Leaving out the pictures, transcribe all of the records faithfully.

Data items:
________________________

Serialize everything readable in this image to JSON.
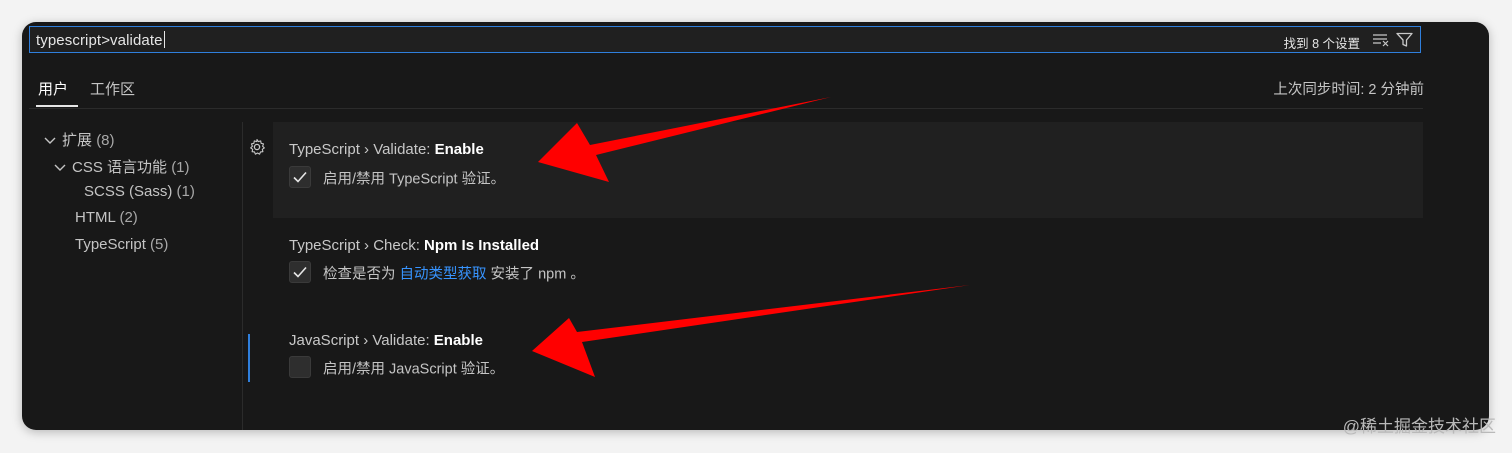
{
  "search": {
    "value": "typescript>validate",
    "result_count": "找到 8 个设置",
    "icons": [
      "clear-filter-icon",
      "filter-icon"
    ]
  },
  "tabs": {
    "user": "用户",
    "workspace": "工作区",
    "sync_status": "上次同步时间: 2 分钟前"
  },
  "toc": {
    "items": [
      {
        "label": "扩展",
        "count": "(8)",
        "expanded": true
      },
      {
        "label": "CSS 语言功能",
        "count": "(1)",
        "expanded": true
      },
      {
        "label": "SCSS (Sass)",
        "count": "(1)"
      },
      {
        "label": "HTML",
        "count": "(2)"
      },
      {
        "label": "TypeScript",
        "count": "(5)"
      }
    ]
  },
  "settings": [
    {
      "category": "TypeScript › Validate: ",
      "key": "Enable",
      "checked": true,
      "description": "启用/禁用 TypeScript 验证。"
    },
    {
      "category": "TypeScript › Check: ",
      "key": "Npm Is Installed",
      "checked": true,
      "description_before": "检查是否为 ",
      "link": "自动类型获取",
      "description_after": " 安装了 npm 。"
    },
    {
      "category": "JavaScript › Validate: ",
      "key": "Enable",
      "checked": false,
      "description": "启用/禁用 JavaScript 验证。"
    }
  ],
  "colors": {
    "background": "#181818",
    "focus_border": "#2f7fdc",
    "link": "#3794ff",
    "annotation_arrow": "#ff0000"
  },
  "watermark": "@稀土掘金技术社区"
}
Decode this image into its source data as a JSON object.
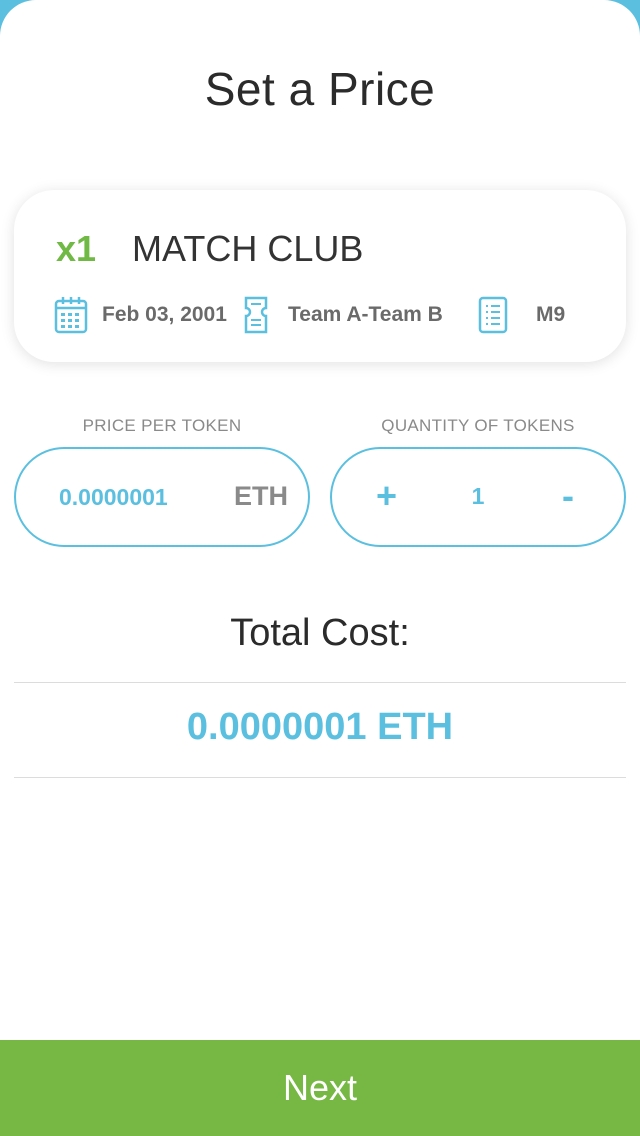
{
  "page": {
    "title": "Set a Price"
  },
  "ticket": {
    "quantity": "x1",
    "event_name": "MATCH CLUB",
    "date": "Feb 03, 2001",
    "teams": "Team A-Team B",
    "match_code": "M9",
    "icons": [
      "calendar-icon",
      "ticket-icon",
      "document-icon"
    ]
  },
  "price": {
    "label": "PRICE PER TOKEN",
    "value": "0.0000001",
    "unit": "ETH"
  },
  "quantity": {
    "label": "QUANTITY OF TOKENS",
    "plus": "+",
    "value": "1",
    "minus": "-"
  },
  "total": {
    "label": "Total Cost:",
    "value": "0.0000001 ETH"
  },
  "footer": {
    "next_label": "Next"
  },
  "colors": {
    "accent_blue": "#5bbfe0",
    "accent_green": "#76b843",
    "quantity_green": "#6fb944"
  }
}
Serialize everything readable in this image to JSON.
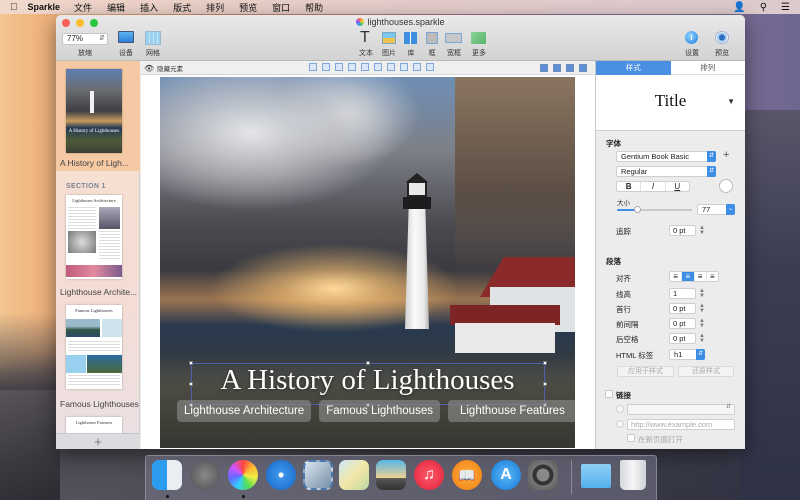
{
  "menubar": {
    "apple": "",
    "app_name": "Sparkle",
    "items": [
      "文件",
      "编辑",
      "插入",
      "版式",
      "排列",
      "预览",
      "窗口",
      "帮助"
    ],
    "right_icons": [
      "user-icon",
      "spotlight-search-icon",
      "notification-center-icon"
    ]
  },
  "window": {
    "title": "lighthouses.sparkle",
    "toolbar": {
      "zoom_value": "77%",
      "zoom_label": "放缩",
      "device_label": "设备",
      "grid_label": "网格",
      "text_label": "文本",
      "image_label": "图片",
      "library_label": "库",
      "box_label": "框",
      "widebox_label": "宽框",
      "more_label": "更多",
      "settings_label": "设置",
      "preview_label": "预览"
    }
  },
  "sidebar": {
    "pages": [
      {
        "label": "A History of Ligh...",
        "thumb_title": "A History of Lighthouses",
        "selected": true
      },
      {
        "label": "Lighthouse Archite...",
        "thumb_title": "Lighthouse Architecture",
        "selected": false
      },
      {
        "label": "Famous Lighthouses",
        "thumb_title": "Famous Lighthouses",
        "selected": false
      },
      {
        "label": "",
        "thumb_title": "Lighthouse Features",
        "selected": false
      }
    ],
    "section_header": "SECTION 1",
    "add_label": "+"
  },
  "canvas": {
    "hide_elements_label": "隐藏元素",
    "hero_title": "A History of Lighthouses",
    "nav_buttons": [
      "Lighthouse Architecture",
      "Famous Lighthouses",
      "Lighthouse Features"
    ]
  },
  "inspector": {
    "tabs": [
      {
        "label": "样式",
        "active": true
      },
      {
        "label": "排列",
        "active": false
      }
    ],
    "style_name": "Title",
    "font": {
      "header": "字体",
      "family": "Gentium Book Basic",
      "weight": "Regular",
      "bold": "B",
      "italic": "I",
      "underline": "U",
      "size_label": "大小",
      "size_value": "77",
      "size_slider_fraction": 0.27,
      "tracking_label": "追踪",
      "tracking_value": "0 pt"
    },
    "paragraph": {
      "header": "段落",
      "align_label": "对齐",
      "align_options": [
        "left",
        "center",
        "right",
        "justify"
      ],
      "align_selected": "center",
      "line_height_label": "线高",
      "line_height_value": "1",
      "first_line_label": "首行",
      "first_line_value": "0 pt",
      "space_before_label": "前间隔",
      "space_before_value": "0 pt",
      "space_after_label": "后空格",
      "space_after_value": "0 pt",
      "html_tag_label": "HTML 标签",
      "html_tag_value": "h1",
      "apply_style_button": "应用于样式",
      "revert_style_button": "还原样式"
    },
    "link": {
      "label": "链接",
      "url_placeholder": "http://www.example.com",
      "open_new_page_label": "在新页面打开"
    }
  },
  "dock": {
    "items": [
      "Finder",
      "Launchpad",
      "Sparkle",
      "Safari",
      "Mail",
      "Maps",
      "iPhoto",
      "iTunes",
      "iBooks",
      "App Store",
      "System Preferences",
      "Downloads",
      "Trash"
    ]
  }
}
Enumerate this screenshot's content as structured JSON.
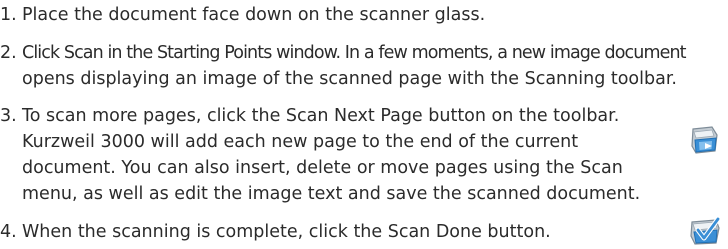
{
  "steps": [
    {
      "number": "1.",
      "lines": [
        "Place the document face down on the scanner glass."
      ]
    },
    {
      "number": "2.",
      "lines": [
        "Click Scan in the Starting Points window. In a few moments, a new image document",
        "opens displaying an image of the scanned page with the Scanning toolbar."
      ]
    },
    {
      "number": "3.",
      "lines": [
        "To scan more pages, click the Scan Next Page button on the toolbar.",
        "Kurzweil 3000 will add each new page to the end of the current",
        "document. You can also insert, delete or move pages using the Scan",
        "menu, as well as edit the image text and save the scanned document."
      ]
    },
    {
      "number": "4.",
      "lines": [
        "When the scanning is complete, click the Scan Done button."
      ]
    }
  ],
  "icons": {
    "scan_next_page": "scan-next-page-icon",
    "scan_done": "scan-done-icon",
    "accent_blue": "#3a8fd6",
    "accent_gray": "#7e8c98"
  }
}
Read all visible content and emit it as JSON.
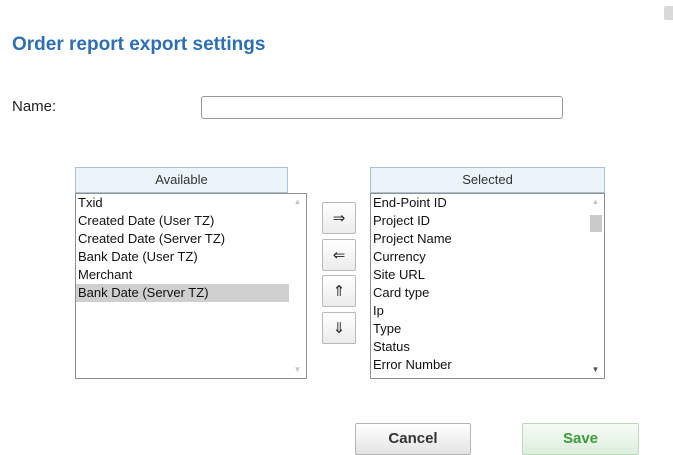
{
  "page": {
    "title": "Order report export settings"
  },
  "form": {
    "name_label": "Name:",
    "name_value": "",
    "name_placeholder": ""
  },
  "available": {
    "header": "Available",
    "items": [
      "Txid",
      "Created Date (User TZ)",
      "Created Date (Server TZ)",
      "Bank Date (User TZ)",
      "Merchant",
      "Bank Date (Server TZ)"
    ],
    "selected_item": "Bank Date (Server TZ)"
  },
  "selected": {
    "header": "Selected",
    "items": [
      "End-Point ID",
      "Project ID",
      "Project Name",
      "Currency",
      "Site URL",
      "Card type",
      "Ip",
      "Type",
      "Status",
      "Error Number"
    ]
  },
  "transfer_buttons": {
    "add": "⇒",
    "remove": "⇐",
    "move_up": "⇑",
    "move_down": "⇓"
  },
  "actions": {
    "cancel_label": "Cancel",
    "save_label": "Save"
  },
  "icons": {
    "scroll_up": "scroll-up-arrow-icon",
    "scroll_down": "scroll-down-arrow-icon"
  },
  "colors": {
    "title": "#2e6fb3",
    "list_header_bg": "#eaf4f9",
    "selection_bg": "#cfcfcf",
    "save_text": "#3d9a3d"
  }
}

________________________

> _Solution for this task_
Serialize everything readable in this image to JSON.
{
  "search": {
    "value": "typescript>validate",
    "result_count": "找到 8 个设置",
    "icons": [
      "clear-filter-icon",
      "filter-icon"
    ]
  },
  "tabs": {
    "user": "用户",
    "workspace": "工作区",
    "sync_status": "上次同步时间: 2 分钟前"
  },
  "toc": {
    "items": [
      {
        "label": "扩展",
        "count": "(8)",
        "expanded": true
      },
      {
        "label": "CSS 语言功能",
        "count": "(1)",
        "expanded": true
      },
      {
        "label": "SCSS (Sass)",
        "count": "(1)"
      },
      {
        "label": "HTML",
        "count": "(2)"
      },
      {
        "label": "TypeScript",
        "count": "(5)"
      }
    ]
  },
  "settings": [
    {
      "category": "TypeScript › Validate: ",
      "key": "Enable",
      "checked": true,
      "description": "启用/禁用 TypeScript 验证。"
    },
    {
      "category": "TypeScript › Check: ",
      "key": "Npm Is Installed",
      "checked": true,
      "description_before": "检查是否为 ",
      "link": "自动类型获取",
      "description_after": " 安装了 npm 。"
    },
    {
      "category": "JavaScript › Validate: ",
      "key": "Enable",
      "checked": false,
      "description": "启用/禁用 JavaScript 验证。"
    }
  ],
  "colors": {
    "background": "#181818",
    "focus_border": "#2f7fdc",
    "link": "#3794ff",
    "annotation_arrow": "#ff0000"
  },
  "watermark": "@稀土掘金技术社区"
}
Decode this image into its source data as a JSON object.
{
  "page": {
    "title": "Set a Price"
  },
  "ticket": {
    "quantity": "x1",
    "event_name": "MATCH CLUB",
    "date": "Feb 03, 2001",
    "teams": "Team A-Team B",
    "match_code": "M9",
    "icons": [
      "calendar-icon",
      "ticket-icon",
      "document-icon"
    ]
  },
  "price": {
    "label": "PRICE PER TOKEN",
    "value": "0.0000001",
    "unit": "ETH"
  },
  "quantity": {
    "label": "QUANTITY OF TOKENS",
    "plus": "+",
    "value": "1",
    "minus": "-"
  },
  "total": {
    "label": "Total Cost:",
    "value": "0.0000001 ETH"
  },
  "footer": {
    "next_label": "Next"
  },
  "colors": {
    "accent_blue": "#5bbfe0",
    "accent_green": "#76b843",
    "quantity_green": "#6fb944"
  }
}
Serialize everything readable in this image to JSON.
{
  "menubar": {
    "apple": "",
    "app_name": "Sparkle",
    "items": [
      "文件",
      "编辑",
      "插入",
      "版式",
      "排列",
      "预览",
      "窗口",
      "帮助"
    ],
    "right_icons": [
      "user-icon",
      "spotlight-search-icon",
      "notification-center-icon"
    ]
  },
  "window": {
    "title": "lighthouses.sparkle",
    "toolbar": {
      "zoom_value": "77%",
      "zoom_label": "放缩",
      "device_label": "设备",
      "grid_label": "网格",
      "text_label": "文本",
      "image_label": "图片",
      "library_label": "库",
      "box_label": "框",
      "widebox_label": "宽框",
      "more_label": "更多",
      "settings_label": "设置",
      "preview_label": "预览"
    }
  },
  "sidebar": {
    "pages": [
      {
        "label": "A History of Ligh...",
        "thumb_title": "A History of Lighthouses",
        "selected": true
      },
      {
        "label": "Lighthouse Archite...",
        "thumb_title": "Lighthouse Architecture",
        "selected": false
      },
      {
        "label": "Famous Lighthouses",
        "thumb_title": "Famous Lighthouses",
        "selected": false
      },
      {
        "label": "",
        "thumb_title": "Lighthouse Features",
        "selected": false
      }
    ],
    "section_header": "SECTION 1",
    "add_label": "+"
  },
  "canvas": {
    "hide_elements_label": "隐藏元素",
    "hero_title": "A History of Lighthouses",
    "nav_buttons": [
      "Lighthouse Architecture",
      "Famous Lighthouses",
      "Lighthouse Features"
    ]
  },
  "inspector": {
    "tabs": [
      {
        "label": "样式",
        "active": true
      },
      {
        "label": "排列",
        "active": false
      }
    ],
    "style_name": "Title",
    "font": {
      "header": "字体",
      "family": "Gentium Book Basic",
      "weight": "Regular",
      "bold": "B",
      "italic": "I",
      "underline": "U",
      "size_label": "大小",
      "size_value": "77",
      "size_slider_fraction": 0.27,
      "tracking_label": "追踪",
      "tracking_value": "0 pt"
    },
    "paragraph": {
      "header": "段落",
      "align_label": "对齐",
      "align_options": [
        "left",
        "center",
        "right",
        "justify"
      ],
      "align_selected": "center",
      "line_height_label": "线高",
      "line_height_value": "1",
      "first_line_label": "首行",
      "first_line_value": "0 pt",
      "space_before_label": "前间隔",
      "space_before_value": "0 pt",
      "space_after_label": "后空格",
      "space_after_value": "0 pt",
      "html_tag_label": "HTML 标签",
      "html_tag_value": "h1",
      "apply_style_button": "应用于样式",
      "revert_style_button": "还原样式"
    },
    "link": {
      "label": "链接",
      "url_placeholder": "http://www.example.com",
      "open_new_page_label": "在新页面打开"
    }
  },
  "dock": {
    "items": [
      "Finder",
      "Launchpad",
      "Sparkle",
      "Safari",
      "Mail",
      "Maps",
      "iPhoto",
      "iTunes",
      "iBooks",
      "App Store",
      "System Preferences",
      "Downloads",
      "Trash"
    ]
  }
}
Enumerate this screenshot's content as structured JSON.
{
  "steps": [
    {
      "number": "1.",
      "lines": [
        "Place the document face down on the scanner glass."
      ]
    },
    {
      "number": "2.",
      "lines": [
        "Click Scan in the Starting Points window. In a few moments, a new image document",
        "opens displaying an image of the scanned page with the Scanning toolbar."
      ]
    },
    {
      "number": "3.",
      "lines": [
        "To scan more pages, click the Scan Next Page button on the toolbar.",
        "Kurzweil 3000 will add each new page to the end of the current",
        "document. You can also insert, delete or move pages using the Scan",
        "menu, as well as edit the image text and save the scanned document."
      ]
    },
    {
      "number": "4.",
      "lines": [
        "When the scanning is complete, click the Scan Done button."
      ]
    }
  ],
  "icons": {
    "scan_next_page": "scan-next-page-icon",
    "scan_done": "scan-done-icon",
    "accent_blue": "#3a8fd6",
    "accent_gray": "#7e8c98"
  }
}
Read all visible content and emit it as JSON.
{
  "page": {
    "title": "Order report export settings"
  },
  "form": {
    "name_label": "Name:",
    "name_value": "",
    "name_placeholder": ""
  },
  "available": {
    "header": "Available",
    "items": [
      "Txid",
      "Created Date (User TZ)",
      "Created Date (Server TZ)",
      "Bank Date (User TZ)",
      "Merchant",
      "Bank Date (Server TZ)"
    ],
    "selected_item": "Bank Date (Server TZ)"
  },
  "selected": {
    "header": "Selected",
    "items": [
      "End-Point ID",
      "Project ID",
      "Project Name",
      "Currency",
      "Site URL",
      "Card type",
      "Ip",
      "Type",
      "Status",
      "Error Number"
    ]
  },
  "transfer_buttons": {
    "add": "⇒",
    "remove": "⇐",
    "move_up": "⇑",
    "move_down": "⇓"
  },
  "actions": {
    "cancel_label": "Cancel",
    "save_label": "Save"
  },
  "icons": {
    "scroll_up": "scroll-up-arrow-icon",
    "scroll_down": "scroll-down-arrow-icon"
  },
  "colors": {
    "title": "#2e6fb3",
    "list_header_bg": "#eaf4f9",
    "selection_bg": "#cfcfcf",
    "save_text": "#3d9a3d"
  }
}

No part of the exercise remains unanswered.